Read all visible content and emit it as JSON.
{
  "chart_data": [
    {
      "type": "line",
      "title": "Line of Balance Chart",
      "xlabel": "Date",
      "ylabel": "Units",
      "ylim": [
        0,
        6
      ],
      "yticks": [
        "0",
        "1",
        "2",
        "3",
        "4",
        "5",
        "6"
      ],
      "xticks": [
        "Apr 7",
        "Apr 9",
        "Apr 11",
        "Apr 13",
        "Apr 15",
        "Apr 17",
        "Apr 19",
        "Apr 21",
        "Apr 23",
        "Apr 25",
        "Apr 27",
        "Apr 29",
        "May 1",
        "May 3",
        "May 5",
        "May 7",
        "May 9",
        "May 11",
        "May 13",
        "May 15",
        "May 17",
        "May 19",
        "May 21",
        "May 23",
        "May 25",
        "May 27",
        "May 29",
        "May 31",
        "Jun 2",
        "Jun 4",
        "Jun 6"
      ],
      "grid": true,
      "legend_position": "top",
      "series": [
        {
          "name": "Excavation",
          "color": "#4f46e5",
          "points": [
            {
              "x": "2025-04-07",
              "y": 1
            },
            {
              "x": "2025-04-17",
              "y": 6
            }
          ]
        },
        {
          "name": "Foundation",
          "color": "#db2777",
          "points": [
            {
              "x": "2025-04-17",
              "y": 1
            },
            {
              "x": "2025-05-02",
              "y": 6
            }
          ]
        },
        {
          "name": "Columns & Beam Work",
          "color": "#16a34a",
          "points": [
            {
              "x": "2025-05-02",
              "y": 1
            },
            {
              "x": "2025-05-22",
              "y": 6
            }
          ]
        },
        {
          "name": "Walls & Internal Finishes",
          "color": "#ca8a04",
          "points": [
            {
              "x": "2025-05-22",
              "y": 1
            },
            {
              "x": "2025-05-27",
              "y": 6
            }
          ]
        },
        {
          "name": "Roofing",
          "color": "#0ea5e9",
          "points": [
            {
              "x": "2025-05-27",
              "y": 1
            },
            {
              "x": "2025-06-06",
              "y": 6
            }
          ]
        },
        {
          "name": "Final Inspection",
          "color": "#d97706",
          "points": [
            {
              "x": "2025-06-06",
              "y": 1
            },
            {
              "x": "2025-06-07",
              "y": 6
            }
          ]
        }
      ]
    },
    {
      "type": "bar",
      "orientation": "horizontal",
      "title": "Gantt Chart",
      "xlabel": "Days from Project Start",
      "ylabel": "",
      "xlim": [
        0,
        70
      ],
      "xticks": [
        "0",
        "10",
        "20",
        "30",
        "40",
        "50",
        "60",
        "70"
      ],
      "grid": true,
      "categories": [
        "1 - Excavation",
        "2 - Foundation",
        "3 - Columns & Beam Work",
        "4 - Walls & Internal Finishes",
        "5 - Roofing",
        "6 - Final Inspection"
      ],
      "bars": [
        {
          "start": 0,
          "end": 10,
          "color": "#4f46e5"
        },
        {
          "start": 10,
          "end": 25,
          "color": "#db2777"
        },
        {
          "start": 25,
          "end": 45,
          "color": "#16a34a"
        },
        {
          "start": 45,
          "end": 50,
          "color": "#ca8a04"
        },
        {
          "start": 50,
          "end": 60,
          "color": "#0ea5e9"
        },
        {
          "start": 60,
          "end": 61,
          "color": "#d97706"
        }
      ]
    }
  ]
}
******
▸ **What is required**
Can you restate every record above word for word?

▸ **Answer to the task**
Read all visible content and emit it as JSON.
{
  "chart_data": [
    {
      "type": "line",
      "title": "Line of Balance Chart",
      "xlabel": "Date",
      "ylabel": "Units",
      "ylim": [
        0,
        6
      ],
      "yticks": [
        "0",
        "1",
        "2",
        "3",
        "4",
        "5",
        "6"
      ],
      "xticks": [
        "Apr 7",
        "Apr 9",
        "Apr 11",
        "Apr 13",
        "Apr 15",
        "Apr 17",
        "Apr 19",
        "Apr 21",
        "Apr 23",
        "Apr 25",
        "Apr 27",
        "Apr 29",
        "May 1",
        "May 3",
        "May 5",
        "May 7",
        "May 9",
        "May 11",
        "May 13",
        "May 15",
        "May 17",
        "May 19",
        "May 21",
        "May 23",
        "May 25",
        "May 27",
        "May 29",
        "May 31",
        "Jun 2",
        "Jun 4",
        "Jun 6"
      ],
      "grid": true,
      "legend_position": "top",
      "series": [
        {
          "name": "Excavation",
          "color": "#4f46e5",
          "points": [
            {
              "x": "2025-04-07",
              "y": 1
            },
            {
              "x": "2025-04-17",
              "y": 6
            }
          ]
        },
        {
          "name": "Foundation",
          "color": "#db2777",
          "points": [
            {
              "x": "2025-04-17",
              "y": 1
            },
            {
              "x": "2025-05-02",
              "y": 6
            }
          ]
        },
        {
          "name": "Columns & Beam Work",
          "color": "#16a34a",
          "points": [
            {
              "x": "2025-05-02",
              "y": 1
            },
            {
              "x": "2025-05-22",
              "y": 6
            }
          ]
        },
        {
          "name": "Walls & Internal Finishes",
          "color": "#ca8a04",
          "points": [
            {
              "x": "2025-05-22",
              "y": 1
            },
            {
              "x": "2025-05-27",
              "y": 6
            }
          ]
        },
        {
          "name": "Roofing",
          "color": "#0ea5e9",
          "points": [
            {
              "x": "2025-05-27",
              "y": 1
            },
            {
              "x": "2025-06-06",
              "y": 6
            }
          ]
        },
        {
          "name": "Final Inspection",
          "color": "#d97706",
          "points": [
            {
              "x": "2025-06-06",
              "y": 1
            },
            {
              "x": "2025-06-07",
              "y": 6
            }
          ]
        }
      ]
    },
    {
      "type": "bar",
      "orientation": "horizontal",
      "title": "Gantt Chart",
      "xlabel": "Days from Project Start",
      "ylabel": "",
      "xlim": [
        0,
        70
      ],
      "xticks": [
        "0",
        "10",
        "20",
        "30",
        "40",
        "50",
        "60",
        "70"
      ],
      "grid": true,
      "categories": [
        "1 - Excavation",
        "2 - Foundation",
        "3 - Columns & Beam Work",
        "4 - Walls & Internal Finishes",
        "5 - Roofing",
        "6 - Final Inspection"
      ],
      "bars": [
        {
          "start": 0,
          "end": 10,
          "color": "#4f46e5"
        },
        {
          "start": 10,
          "end": 25,
          "color": "#db2777"
        },
        {
          "start": 25,
          "end": 45,
          "color": "#16a34a"
        },
        {
          "start": 45,
          "end": 50,
          "color": "#ca8a04"
        },
        {
          "start": 50,
          "end": 60,
          "color": "#0ea5e9"
        },
        {
          "start": 60,
          "end": 61,
          "color": "#d97706"
        }
      ]
    }
  ]
}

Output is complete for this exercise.